Records from a data source:
··········

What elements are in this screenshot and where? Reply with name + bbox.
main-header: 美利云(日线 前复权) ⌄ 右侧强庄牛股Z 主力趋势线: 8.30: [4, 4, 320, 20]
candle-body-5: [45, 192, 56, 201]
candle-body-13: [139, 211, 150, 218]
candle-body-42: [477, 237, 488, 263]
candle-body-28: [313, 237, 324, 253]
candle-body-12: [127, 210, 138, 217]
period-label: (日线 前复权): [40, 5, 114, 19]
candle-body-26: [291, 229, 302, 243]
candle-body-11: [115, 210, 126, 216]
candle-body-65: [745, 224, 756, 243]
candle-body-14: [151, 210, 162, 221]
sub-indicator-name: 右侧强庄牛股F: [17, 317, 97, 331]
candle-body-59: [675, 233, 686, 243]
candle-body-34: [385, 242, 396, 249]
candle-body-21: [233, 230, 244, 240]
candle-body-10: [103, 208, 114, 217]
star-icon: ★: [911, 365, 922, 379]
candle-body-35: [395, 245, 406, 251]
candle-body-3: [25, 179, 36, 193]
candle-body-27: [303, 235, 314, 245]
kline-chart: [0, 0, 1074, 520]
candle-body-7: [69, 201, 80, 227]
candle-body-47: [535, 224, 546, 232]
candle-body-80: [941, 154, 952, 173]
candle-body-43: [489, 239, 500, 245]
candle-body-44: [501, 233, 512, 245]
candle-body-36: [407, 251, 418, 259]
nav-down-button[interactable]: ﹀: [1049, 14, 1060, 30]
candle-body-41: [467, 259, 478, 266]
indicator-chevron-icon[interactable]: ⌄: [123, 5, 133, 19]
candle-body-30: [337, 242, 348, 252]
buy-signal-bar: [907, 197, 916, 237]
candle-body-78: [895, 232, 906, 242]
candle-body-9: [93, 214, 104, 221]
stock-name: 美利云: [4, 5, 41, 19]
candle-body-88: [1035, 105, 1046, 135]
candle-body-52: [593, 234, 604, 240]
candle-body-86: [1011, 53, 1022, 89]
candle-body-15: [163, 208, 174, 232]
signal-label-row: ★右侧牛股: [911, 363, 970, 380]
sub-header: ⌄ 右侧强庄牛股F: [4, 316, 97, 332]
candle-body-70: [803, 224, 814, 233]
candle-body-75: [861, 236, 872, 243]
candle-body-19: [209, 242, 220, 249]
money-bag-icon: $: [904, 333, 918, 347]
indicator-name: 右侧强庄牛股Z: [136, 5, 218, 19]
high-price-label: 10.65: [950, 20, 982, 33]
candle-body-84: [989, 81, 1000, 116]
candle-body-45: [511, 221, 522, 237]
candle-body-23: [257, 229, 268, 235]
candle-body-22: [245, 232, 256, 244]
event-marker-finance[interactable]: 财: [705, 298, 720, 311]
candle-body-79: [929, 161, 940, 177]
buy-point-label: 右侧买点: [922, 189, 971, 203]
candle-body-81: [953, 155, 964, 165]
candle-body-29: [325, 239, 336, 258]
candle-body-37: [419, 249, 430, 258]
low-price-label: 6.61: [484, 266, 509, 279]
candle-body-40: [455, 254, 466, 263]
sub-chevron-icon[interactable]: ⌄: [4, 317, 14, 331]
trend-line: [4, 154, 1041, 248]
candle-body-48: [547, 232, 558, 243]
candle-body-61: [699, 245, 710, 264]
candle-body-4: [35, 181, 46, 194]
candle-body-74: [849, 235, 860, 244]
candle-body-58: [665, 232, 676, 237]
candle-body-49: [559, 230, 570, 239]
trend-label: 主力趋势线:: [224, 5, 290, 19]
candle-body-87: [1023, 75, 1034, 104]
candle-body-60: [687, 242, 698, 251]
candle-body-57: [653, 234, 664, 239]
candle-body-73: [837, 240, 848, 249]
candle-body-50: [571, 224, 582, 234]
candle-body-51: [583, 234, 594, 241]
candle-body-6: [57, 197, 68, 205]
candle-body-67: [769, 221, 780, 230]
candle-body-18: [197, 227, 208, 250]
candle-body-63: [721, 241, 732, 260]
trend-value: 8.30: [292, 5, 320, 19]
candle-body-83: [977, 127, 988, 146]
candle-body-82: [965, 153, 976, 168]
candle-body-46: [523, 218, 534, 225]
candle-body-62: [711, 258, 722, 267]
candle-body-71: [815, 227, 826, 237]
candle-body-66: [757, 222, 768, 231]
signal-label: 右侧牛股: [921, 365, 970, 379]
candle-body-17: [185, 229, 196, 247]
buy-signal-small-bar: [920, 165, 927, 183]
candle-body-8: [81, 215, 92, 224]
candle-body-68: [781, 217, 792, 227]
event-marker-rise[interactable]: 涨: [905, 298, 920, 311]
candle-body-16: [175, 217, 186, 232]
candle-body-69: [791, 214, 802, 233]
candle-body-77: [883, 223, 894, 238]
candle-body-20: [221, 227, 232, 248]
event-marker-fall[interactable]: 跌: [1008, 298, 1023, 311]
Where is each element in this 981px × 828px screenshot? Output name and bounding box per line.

··········

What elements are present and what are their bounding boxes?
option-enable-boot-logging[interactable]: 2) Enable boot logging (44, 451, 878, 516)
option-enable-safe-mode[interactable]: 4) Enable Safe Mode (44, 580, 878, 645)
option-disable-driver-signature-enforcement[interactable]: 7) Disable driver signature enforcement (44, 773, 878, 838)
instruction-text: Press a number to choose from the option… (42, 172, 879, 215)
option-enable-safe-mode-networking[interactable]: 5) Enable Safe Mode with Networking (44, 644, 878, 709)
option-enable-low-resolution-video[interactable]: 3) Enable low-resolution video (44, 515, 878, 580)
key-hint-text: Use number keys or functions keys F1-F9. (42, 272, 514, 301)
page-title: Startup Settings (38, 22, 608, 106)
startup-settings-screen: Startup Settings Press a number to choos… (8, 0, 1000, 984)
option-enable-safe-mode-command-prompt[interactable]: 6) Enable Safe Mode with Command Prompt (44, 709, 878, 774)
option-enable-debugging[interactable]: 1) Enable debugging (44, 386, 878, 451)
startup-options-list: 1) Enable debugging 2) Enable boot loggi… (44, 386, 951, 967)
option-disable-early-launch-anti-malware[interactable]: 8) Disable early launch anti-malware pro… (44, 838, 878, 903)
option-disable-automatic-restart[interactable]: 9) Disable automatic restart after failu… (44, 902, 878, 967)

··········

## Your instructions
Print verbatim the lines of the listing between the one containing "What elements are in" and the one containing "sub-indicator-name: 右侧强庄牛股F: [17, 317, 97, 331]", inclusive.

## Correct response
What elements are in this screenshot and where? Reply with name + bbox.
main-header: 美利云(日线 前复权) ⌄ 右侧强庄牛股Z 主力趋势线: 8.30: [4, 4, 320, 20]
candle-body-5: [45, 192, 56, 201]
candle-body-13: [139, 211, 150, 218]
candle-body-42: [477, 237, 488, 263]
candle-body-28: [313, 237, 324, 253]
candle-body-12: [127, 210, 138, 217]
period-label: (日线 前复权): [40, 5, 114, 19]
candle-body-26: [291, 229, 302, 243]
candle-body-11: [115, 210, 126, 216]
candle-body-65: [745, 224, 756, 243]
candle-body-14: [151, 210, 162, 221]
sub-indicator-name: 右侧强庄牛股F: [17, 317, 97, 331]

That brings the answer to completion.